-- Problem requirements --
Transcribe every entry word for word. Skip the pictures.

-- Data --
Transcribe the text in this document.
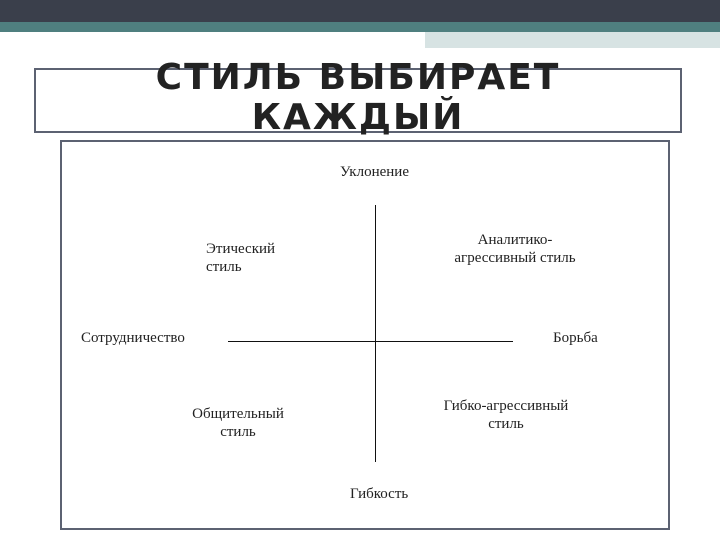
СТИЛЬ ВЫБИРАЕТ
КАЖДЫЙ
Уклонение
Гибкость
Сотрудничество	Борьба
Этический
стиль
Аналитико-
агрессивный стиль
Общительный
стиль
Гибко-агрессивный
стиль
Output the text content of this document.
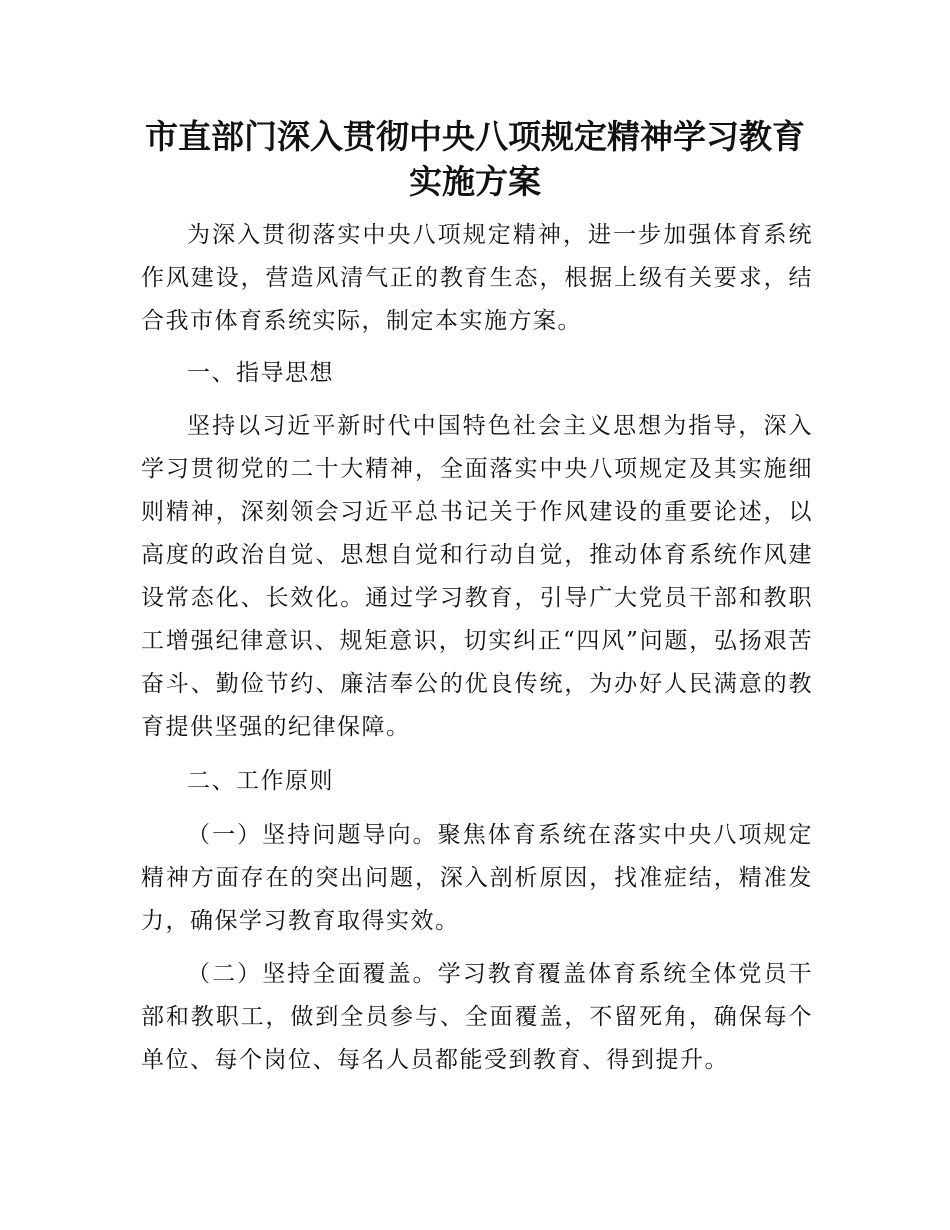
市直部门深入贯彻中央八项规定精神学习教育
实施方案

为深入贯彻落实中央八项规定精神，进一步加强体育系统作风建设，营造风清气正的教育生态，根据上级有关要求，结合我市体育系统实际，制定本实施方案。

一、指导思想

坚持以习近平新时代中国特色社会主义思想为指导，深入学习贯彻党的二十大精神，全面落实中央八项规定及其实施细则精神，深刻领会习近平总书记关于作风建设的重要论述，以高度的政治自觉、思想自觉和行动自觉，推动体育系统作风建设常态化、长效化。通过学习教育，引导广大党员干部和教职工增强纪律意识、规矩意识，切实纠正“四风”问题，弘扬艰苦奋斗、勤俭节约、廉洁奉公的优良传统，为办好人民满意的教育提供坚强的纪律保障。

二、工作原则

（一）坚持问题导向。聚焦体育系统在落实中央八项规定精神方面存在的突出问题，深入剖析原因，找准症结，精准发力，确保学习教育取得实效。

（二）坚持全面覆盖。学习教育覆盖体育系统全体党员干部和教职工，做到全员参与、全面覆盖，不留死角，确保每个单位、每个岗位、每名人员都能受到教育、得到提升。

-- Written reply --
Transcribe the text in this document.
СТИЛЬ ВЫБИРАЕТ
КАЖДЫЙ
Уклонение
Гибкость
Сотрудничество	Борьба
Этический
стиль
Аналитико-
агрессивный стиль
Общительный
стиль
Гибко-агрессивный
стиль
Output the text content of this document.
市直部门深入贯彻中央八项规定精神学习教育
实施方案

为深入贯彻落实中央八项规定精神，进一步加强体育系统作风建设，营造风清气正的教育生态，根据上级有关要求，结合我市体育系统实际，制定本实施方案。

一、指导思想

坚持以习近平新时代中国特色社会主义思想为指导，深入学习贯彻党的二十大精神，全面落实中央八项规定及其实施细则精神，深刻领会习近平总书记关于作风建设的重要论述，以高度的政治自觉、思想自觉和行动自觉，推动体育系统作风建设常态化、长效化。通过学习教育，引导广大党员干部和教职工增强纪律意识、规矩意识，切实纠正“四风”问题，弘扬艰苦奋斗、勤俭节约、廉洁奉公的优良传统，为办好人民满意的教育提供坚强的纪律保障。

二、工作原则

（一）坚持问题导向。聚焦体育系统在落实中央八项规定精神方面存在的突出问题，深入剖析原因，找准症结，精准发力，确保学习教育取得实效。

（二）坚持全面覆盖。学习教育覆盖体育系统全体党员干部和教职工，做到全员参与、全面覆盖，不留死角，确保每个单位、每个岗位、每名人员都能受到教育、得到提升。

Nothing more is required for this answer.